**EXCERPT TO READ**
Before she sent the box, she wondered what to include in it. Bill requested for her to send us things exclusively from Utah. He meant things like “fry sauce”, or maybe certain types of candy or locally produced products that are specific to Utahn culture. Catherine, who is a devout Mormon, joked that Utah is best known for sugar. We had a laugh at that, since we know how true it is. Since Utah’s population is heavy with people of the Latter-day Saint persuasion, sugar is the one vice in which many people freely indulge.

Sure enough, the box younger daughter sent, addressed to both of us, was full of sugary treats. She did send us a bottle of fry sauce, too. I’m eager to try it, since I’ve heard how good fry sauce supposedly is. Also included within the box of goodies was a Book of Mormon. In fact, when Bill saw the book, he said “We got BoM’ed” (pronounced “bombed”). He was amused, especially since Catherine served a mission for the LDS church and has clearly not stopped being a missionary.

I shared the below photos on Facebook.

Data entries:

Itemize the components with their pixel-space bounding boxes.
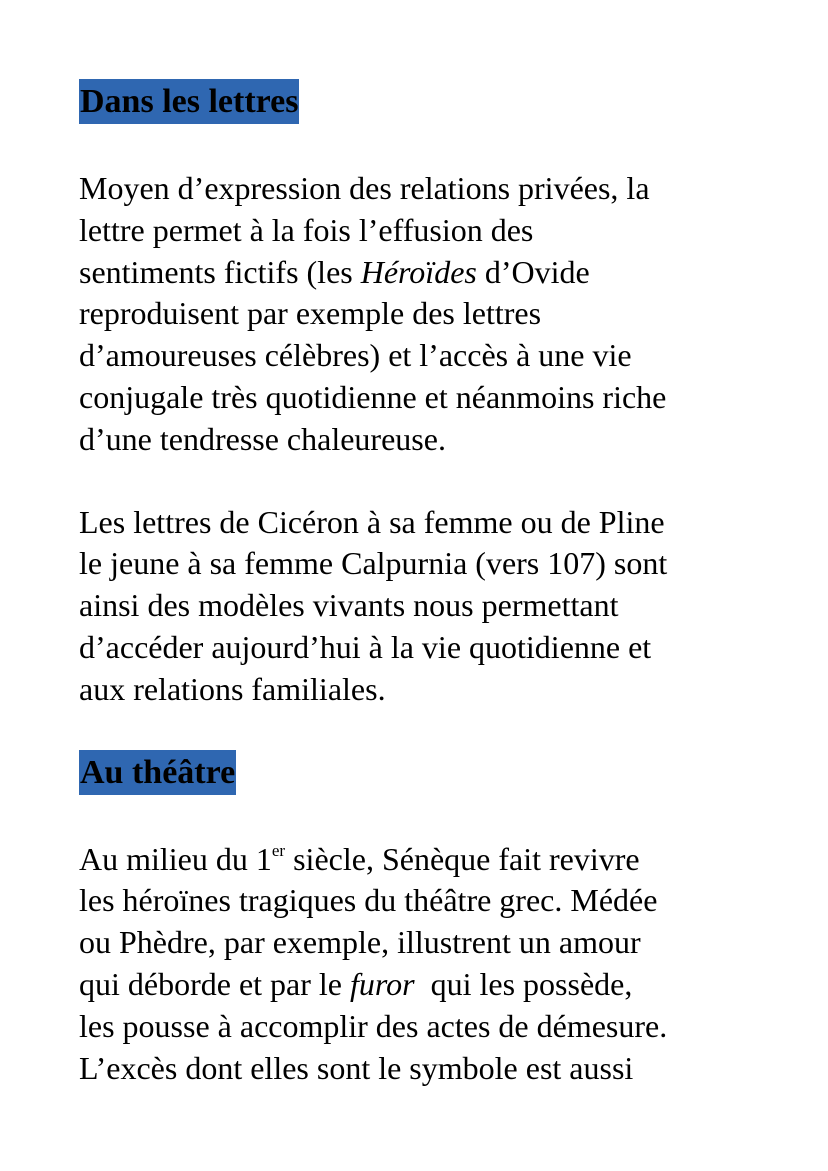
text-line: d’accéder aujourd’hui à la vie quotidienne et: [79, 628, 652, 665]
paragraph-letters-1: [79, 168, 769, 461]
text-line: [79, 252, 769, 294]
text-run: qui les possède,: [414, 965, 633, 1002]
italic-title-heroides: Héroïdes: [360, 253, 477, 290]
paragraph-letters-2: [79, 502, 769, 711]
paragraph-theatre-1: [79, 839, 769, 1090]
heading-theatre: Au théâtre: [79, 750, 236, 795]
text-run: d’Ovide: [476, 253, 590, 290]
italic-term-furor: furor: [350, 965, 415, 1002]
text-run: sentiments fictifs (les: [79, 253, 361, 290]
document-page: [79, 79, 769, 1089]
text-run: qui déborde et par le: [79, 965, 350, 1002]
text-line: le jeune à sa femme Calpurnia (vers 107) sont: [79, 545, 668, 582]
section-theatre: [79, 750, 769, 1090]
text-line: Moyen d’expression des relations privées, la: [79, 170, 650, 206]
text-line: ainsi des modèles vivants nous permettant: [79, 587, 619, 624]
superscript-er: er: [271, 840, 286, 860]
text-run: Au milieu du 1: [79, 840, 272, 877]
text-line: d’amoureuses célèbres) et l’accès à une vie: [79, 337, 632, 374]
text-line: lettre permet à la fois l’effusion des: [79, 211, 534, 248]
text-line: [79, 839, 769, 881]
heading-letters: Dans les lettres: [79, 79, 299, 124]
section-letters: [79, 79, 769, 711]
text-line: conjugale très quotidienne et néanmoins riche: [79, 378, 667, 415]
text-run: siècle, Sénèque fait revivre: [285, 840, 640, 877]
text-line: ou Phèdre, par exemple, illustrent un amour: [79, 924, 641, 961]
text-line: Les lettres de Cicéron à sa femme ou de Pline: [79, 503, 665, 540]
text-line: [79, 964, 769, 1006]
text-line: reproduisent par exemple des lettres: [79, 295, 542, 332]
text-line: les pousse à accomplir des actes de démesure.: [79, 1007, 668, 1044]
text-line: L’excès dont elles sont le symbole est aussi: [79, 1049, 634, 1086]
text-line: d’une tendresse chaleureuse.: [79, 420, 446, 457]
text-line: aux relations familiales.: [79, 670, 386, 707]
text-line: les héroïnes tragiques du théâtre grec. Médée: [79, 882, 658, 919]
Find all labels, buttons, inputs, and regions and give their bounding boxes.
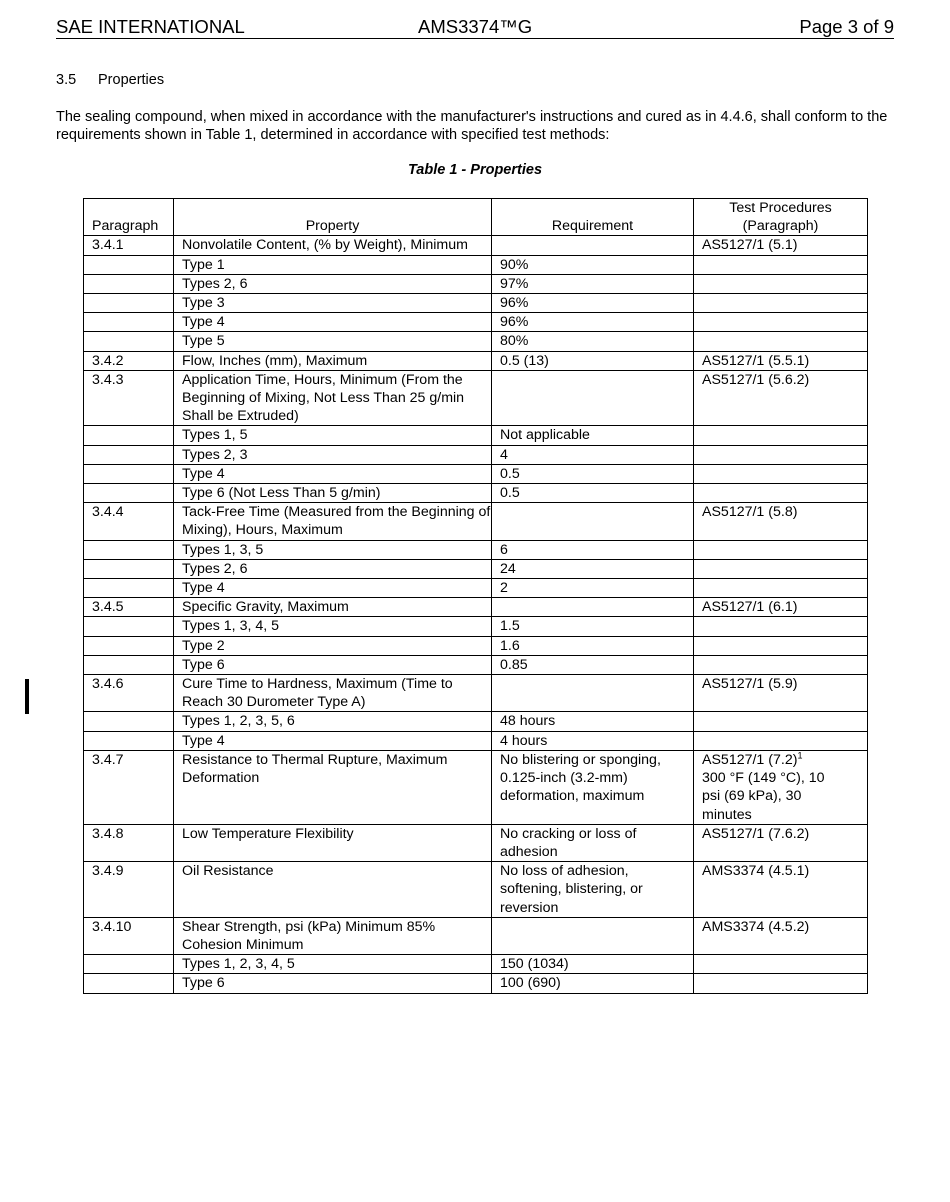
table-row xyxy=(84,236,868,255)
cell-paragraph xyxy=(84,731,174,750)
cell-paragraph xyxy=(84,445,174,464)
table-row xyxy=(84,862,868,918)
table-row xyxy=(84,559,868,578)
table-body xyxy=(84,236,868,993)
cell-property: Oil Resistance xyxy=(174,862,492,918)
cell-property: Type 2 xyxy=(174,636,492,655)
cell-test-text: AS5127/1 (5.6.2) xyxy=(702,371,810,388)
table-row xyxy=(84,370,868,426)
cell-paragraph xyxy=(84,579,174,598)
page-header xyxy=(56,16,894,39)
cell-requirement: 0.5 (13) xyxy=(492,351,694,370)
table-header-row xyxy=(84,199,868,236)
cell-property: Type 4 xyxy=(174,579,492,598)
cell-requirement: 90% xyxy=(492,255,694,274)
table-row xyxy=(84,484,868,503)
cell-test xyxy=(694,750,868,824)
cell-paragraph xyxy=(84,540,174,559)
cell-requirement: Not applicable xyxy=(492,426,694,445)
cell-requirement: No cracking or loss of adhesion xyxy=(492,824,694,861)
section-title: Properties xyxy=(98,72,165,88)
cell-paragraph xyxy=(84,484,174,503)
cell-test xyxy=(694,426,868,445)
cell-paragraph: 3.4.5 xyxy=(84,598,174,617)
table-row xyxy=(84,636,868,655)
cell-test-text: AS5127/1 (6.1) xyxy=(702,599,798,616)
cell-test xyxy=(694,332,868,351)
cell-paragraph: 3.4.9 xyxy=(84,862,174,918)
cell-requirement: 24 xyxy=(492,559,694,578)
cell-test xyxy=(694,445,868,464)
cell-paragraph xyxy=(84,559,174,578)
cell-paragraph: 3.4.2 xyxy=(84,351,174,370)
cell-paragraph xyxy=(84,332,174,351)
cell-requirement: 80% xyxy=(492,332,694,351)
header-test-line1: Test Procedures xyxy=(729,200,832,216)
cell-paragraph xyxy=(84,255,174,274)
header-paragraph: Paragraph xyxy=(84,199,174,236)
cell-property: Types 1, 3, 4, 5 xyxy=(174,617,492,636)
table-row xyxy=(84,598,868,617)
table-row xyxy=(84,655,868,674)
cell-requirement: 48 hours xyxy=(492,712,694,731)
cell-test xyxy=(694,236,868,255)
table-row xyxy=(84,917,868,954)
cell-test xyxy=(694,274,868,293)
cell-property: Types 2, 6 xyxy=(174,274,492,293)
table-row xyxy=(84,294,868,313)
cell-paragraph: 3.4.7 xyxy=(84,750,174,824)
cell-requirement: 96% xyxy=(492,294,694,313)
cell-test xyxy=(694,731,868,750)
cell-test xyxy=(694,255,868,274)
cell-property: Resistance to Thermal Rupture, Maximum Deformation xyxy=(174,750,492,824)
properties-table xyxy=(83,198,868,994)
cell-property: Cure Time to Hardness, Maximum (Time to Reach 30 Durometer Type A) xyxy=(174,675,492,712)
table-row xyxy=(84,731,868,750)
cell-test-text: AS5127/1 (5.8) xyxy=(702,504,798,521)
table-row xyxy=(84,824,868,861)
cell-requirement: 4 xyxy=(492,445,694,464)
cell-test xyxy=(694,598,868,617)
table-row xyxy=(84,712,868,731)
cell-test xyxy=(694,974,868,993)
cell-requirement: 0.5 xyxy=(492,464,694,483)
cell-requirement: 1.5 xyxy=(492,617,694,636)
cell-paragraph: 3.4.3 xyxy=(84,370,174,426)
table-row xyxy=(84,332,868,351)
table-row xyxy=(84,750,868,824)
cell-property: Type 6 xyxy=(174,974,492,993)
cell-test-text: AS5127/1 (7.6.2) xyxy=(702,825,810,842)
cell-property: Types 1, 3, 5 xyxy=(174,540,492,559)
cell-property: Shear Strength, psi (kPa) Minimum 85% Cohesion Minimum xyxy=(174,917,492,954)
cell-test xyxy=(694,294,868,313)
cell-property: Types 1, 2, 3, 4, 5 xyxy=(174,955,492,974)
cell-property: Specific Gravity, Maximum xyxy=(174,598,492,617)
cell-test-text: AMS3374 (4.5.2) xyxy=(702,918,810,935)
cell-requirement xyxy=(492,236,694,255)
cell-property: Application Time, Hours, Minimum (From the Beginning of Mixing, Not Less Than 25 g/min Shall be Extruded) xyxy=(174,370,492,426)
cell-test xyxy=(694,862,868,918)
cell-property: Types 2, 3 xyxy=(174,445,492,464)
cell-test xyxy=(694,617,868,636)
table-row xyxy=(84,617,868,636)
cell-test xyxy=(694,824,868,861)
intro-paragraph: The sealing compound, when mixed in accordance with the manufacturer's instructions and cured as in 4.4.6, shall conform to the requirements shown in Table 1, determined in accordance with specified test methods: xyxy=(56,109,888,143)
cell-requirement xyxy=(492,917,694,954)
cell-paragraph xyxy=(84,313,174,332)
cell-paragraph: 3.4.4 xyxy=(84,503,174,540)
cell-requirement: No blistering or sponging, 0.125-inch (3.2-mm) deformation, maximum xyxy=(492,750,694,824)
revision-bar xyxy=(25,679,29,714)
table-row xyxy=(84,351,868,370)
cell-paragraph: 3.4.1 xyxy=(84,236,174,255)
cell-property: Type 5 xyxy=(174,332,492,351)
cell-property: Flow, Inches (mm), Maximum xyxy=(174,351,492,370)
cell-test xyxy=(694,917,868,954)
cell-test-text: AS5127/1 (5.5.1) xyxy=(702,352,810,369)
cell-test xyxy=(694,579,868,598)
cell-property: Type 6 xyxy=(174,655,492,674)
table-row xyxy=(84,313,868,332)
table-row xyxy=(84,579,868,598)
table-row xyxy=(84,426,868,445)
cell-requirement: 97% xyxy=(492,274,694,293)
header-test-line2: (Paragraph) xyxy=(742,218,819,235)
cell-requirement: 4 hours xyxy=(492,731,694,750)
cell-paragraph xyxy=(84,464,174,483)
table-row xyxy=(84,974,868,993)
cell-test xyxy=(694,351,868,370)
header-test-procedures xyxy=(694,199,868,236)
cell-test xyxy=(694,559,868,578)
cell-paragraph xyxy=(84,712,174,731)
header-requirement: Requirement xyxy=(492,199,694,236)
table-row xyxy=(84,503,868,540)
cell-paragraph xyxy=(84,294,174,313)
header-org: SAE INTERNATIONAL xyxy=(56,16,245,37)
cell-paragraph xyxy=(84,274,174,293)
cell-requirement xyxy=(492,598,694,617)
cell-test-text: AS5127/1 (5.1) xyxy=(702,237,798,254)
cell-test-text: AMS3374 (4.5.1) xyxy=(702,863,810,880)
cell-property: Types 1, 5 xyxy=(174,426,492,445)
cell-test xyxy=(694,675,868,712)
cell-requirement: 2 xyxy=(492,579,694,598)
cell-requirement xyxy=(492,675,694,712)
cell-requirement: 6 xyxy=(492,540,694,559)
cell-paragraph xyxy=(84,426,174,445)
footnote-ref: 1 xyxy=(797,750,803,761)
cell-requirement xyxy=(492,370,694,426)
cell-test-conditions: 300 °F (149 °C), 10 psi (69 kPa), 30 minutes xyxy=(702,770,825,823)
cell-paragraph xyxy=(84,974,174,993)
section-heading xyxy=(56,72,164,88)
cell-property: Types 2, 6 xyxy=(174,559,492,578)
cell-requirement: 1.6 xyxy=(492,636,694,655)
cell-test-text: AS5127/1 (5.9) xyxy=(702,676,798,693)
cell-test xyxy=(694,636,868,655)
header-page-number: Page 3 of 9 xyxy=(799,16,894,37)
cell-property: Tack-Free Time (Measured from the Beginning of Mixing), Hours, Maximum xyxy=(174,503,492,540)
cell-paragraph xyxy=(84,617,174,636)
cell-paragraph: 3.4.10 xyxy=(84,917,174,954)
cell-requirement: 0.5 xyxy=(492,484,694,503)
cell-requirement: 0.85 xyxy=(492,655,694,674)
cell-test xyxy=(694,370,868,426)
cell-paragraph xyxy=(84,955,174,974)
cell-property: Types 1, 2, 3, 5, 6 xyxy=(174,712,492,731)
cell-paragraph: 3.4.6 xyxy=(84,675,174,712)
table-row xyxy=(84,274,868,293)
cell-paragraph: 3.4.8 xyxy=(84,824,174,861)
cell-paragraph xyxy=(84,636,174,655)
header-property: Property xyxy=(174,199,492,236)
cell-property: Type 4 xyxy=(174,313,492,332)
cell-property: Type 3 xyxy=(174,294,492,313)
cell-requirement: 150 (1034) xyxy=(492,955,694,974)
table-row xyxy=(84,445,868,464)
cell-test xyxy=(694,955,868,974)
cell-requirement xyxy=(492,503,694,540)
cell-test xyxy=(694,655,868,674)
table-row xyxy=(84,955,868,974)
cell-requirement: 100 (690) xyxy=(492,974,694,993)
cell-requirement: 96% xyxy=(492,313,694,332)
cell-requirement: No loss of adhesion, softening, blistering, or reversion xyxy=(492,862,694,918)
cell-property: Type 1 xyxy=(174,255,492,274)
cell-paragraph xyxy=(84,655,174,674)
cell-test xyxy=(694,503,868,540)
table-row xyxy=(84,464,868,483)
cell-test xyxy=(694,484,868,503)
cell-test xyxy=(694,313,868,332)
table-row xyxy=(84,675,868,712)
cell-test xyxy=(694,540,868,559)
cell-test-text: AS5127/1 (7.2) xyxy=(702,751,798,768)
cell-test xyxy=(694,712,868,731)
cell-property: Type 4 xyxy=(174,464,492,483)
cell-property: Nonvolatile Content, (% by Weight), Minimum xyxy=(174,236,492,255)
cell-property: Low Temperature Flexibility xyxy=(174,824,492,861)
cell-test xyxy=(694,464,868,483)
header-doc-id: AMS3374™G xyxy=(418,16,533,37)
cell-property: Type 6 (Not Less Than 5 g/min) xyxy=(174,484,492,503)
table-row xyxy=(84,255,868,274)
section-number: 3.5 xyxy=(56,72,77,88)
cell-property: Type 4 xyxy=(174,731,492,750)
table-caption: Table 1 - Properties xyxy=(407,162,543,178)
table-row xyxy=(84,540,868,559)
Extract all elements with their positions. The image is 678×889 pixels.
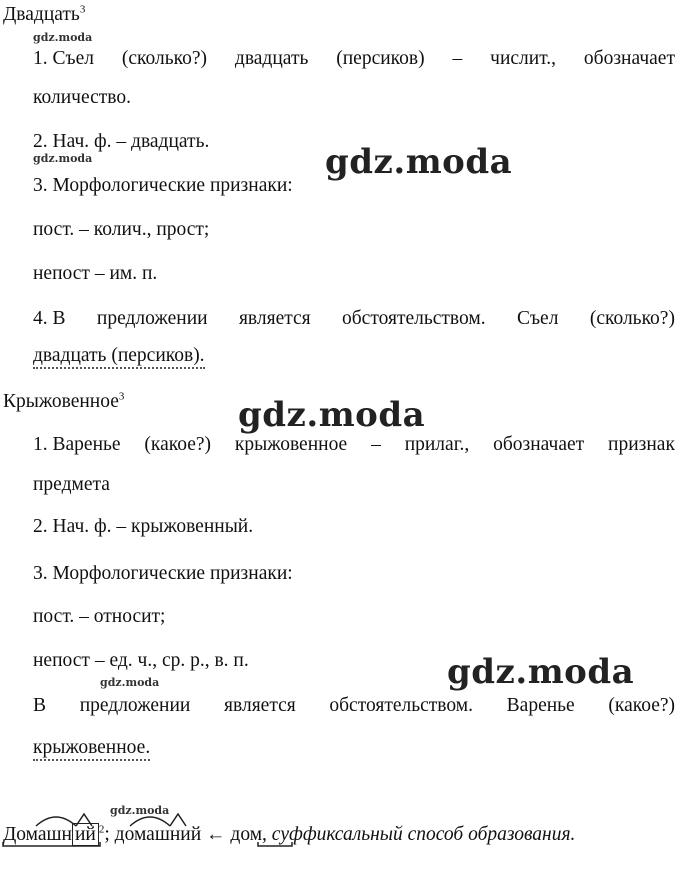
word2-point2: 2. Нач. ф. – крыжовенный. — [33, 516, 254, 537]
watermark-small-4: gdz.moda — [110, 804, 170, 817]
word1-title-sup: 3 — [79, 3, 86, 16]
word3-root: Домашн — [3, 824, 72, 845]
word1-point3: 3. Морфологические признаки: — [33, 175, 293, 196]
word2-point3-var: непост – ед. ч., ср. р., в. п. — [33, 650, 249, 671]
word2-p1-w2: крыжовенное — [234, 434, 348, 455]
word1-p4-w3: обстоятельством. — [342, 308, 486, 329]
watermark-small-1: gdz.moda — [33, 31, 93, 44]
word2-heading — [3, 390, 124, 414]
word1-p1-w5: числит., — [490, 48, 557, 69]
word1-p1-w0: 1. Съел — [33, 48, 94, 69]
word2-p4-w0: В — [33, 695, 47, 716]
word2-point4-cont — [33, 736, 150, 760]
word2-p4-w4: Варенье — [506, 695, 575, 716]
word3-formation-method: суффиксальный способ образования. — [271, 824, 576, 845]
word1-heading — [3, 3, 85, 27]
watermark-big-1: gdz.moda — [325, 142, 513, 182]
word2-p1-w1: (какое?) — [144, 434, 212, 455]
word1-point3-var: непост – им. п. — [33, 263, 158, 284]
word2-p1-w5: обозначает — [493, 434, 585, 455]
word1-p1-w6: обозначает — [583, 48, 675, 69]
word1-point1-cont: количество. — [33, 87, 131, 108]
word2-point1-cont: предмета — [33, 474, 110, 495]
word1-p1-w1: (сколько?) — [121, 48, 208, 69]
watermark-big-3: gdz.moda — [447, 652, 635, 692]
word2-point4 — [33, 694, 675, 718]
word1-point4 — [33, 307, 675, 331]
word2-p1-w6: признак — [608, 434, 675, 455]
word2-p1-w0: 1. Варенье — [33, 434, 121, 455]
word1-p1-w3: (персиков) — [336, 48, 425, 69]
word2-title: Крыжовенное — [3, 391, 119, 412]
word1-point4-cont — [33, 344, 205, 368]
word1-p4-w2: является — [238, 308, 311, 329]
word1-point3-const: пост. – колич., прост; — [33, 219, 210, 240]
word1-p4-w0: 4. В — [33, 308, 66, 329]
word2-point3: 3. Морфологические признаки: — [33, 563, 293, 584]
word3-rest: ; домашний ← дом, — [104, 824, 267, 845]
word3-analysis — [3, 823, 575, 847]
word2-title-sup: 3 — [118, 390, 125, 403]
word3-sup: 2 — [98, 823, 105, 836]
word1-point2: 2. Нач. ф. – двадцать. — [33, 131, 210, 152]
word1-p4-w1: предложении — [96, 308, 208, 329]
word1-point1 — [33, 47, 675, 71]
word1-p1-w2: двадцать — [234, 48, 309, 69]
word2-p4-w5: (какое?) — [608, 695, 675, 716]
word2-p4-w3: обстоятельством. — [329, 695, 473, 716]
watermark-small-3: gdz.moda — [100, 676, 160, 689]
word2-p1-w3: – — [371, 434, 381, 455]
word1-p4-w5: (сколько?) — [589, 308, 675, 329]
word1-p4-w4: Съел — [516, 308, 559, 329]
word2-p1-w4: прилаг., — [404, 434, 470, 455]
word2-point3-const: пост. – относит; — [33, 606, 166, 627]
word1-underlined-phrase: двадцать (персиков). — [33, 345, 205, 369]
watermark-big-2: gdz.moda — [238, 395, 426, 435]
word3-ending-box: ий — [72, 823, 99, 846]
watermark-small-2: gdz.moda — [33, 152, 93, 165]
word2-point1 — [33, 433, 675, 457]
word1-p1-w4: – — [452, 48, 463, 69]
word1-title: Двадцать — [3, 4, 80, 25]
word2-p4-w2: является — [224, 695, 296, 716]
word2-underlined-word: крыжовенное. — [33, 737, 150, 761]
word2-p4-w1: предложении — [79, 695, 191, 716]
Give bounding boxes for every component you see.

**EXERCISE**
In the passage about the box from Utah, what did Catherine joke that Utah is best known for? The records are not needed here.

**ANSWER BELOW**
Sugar.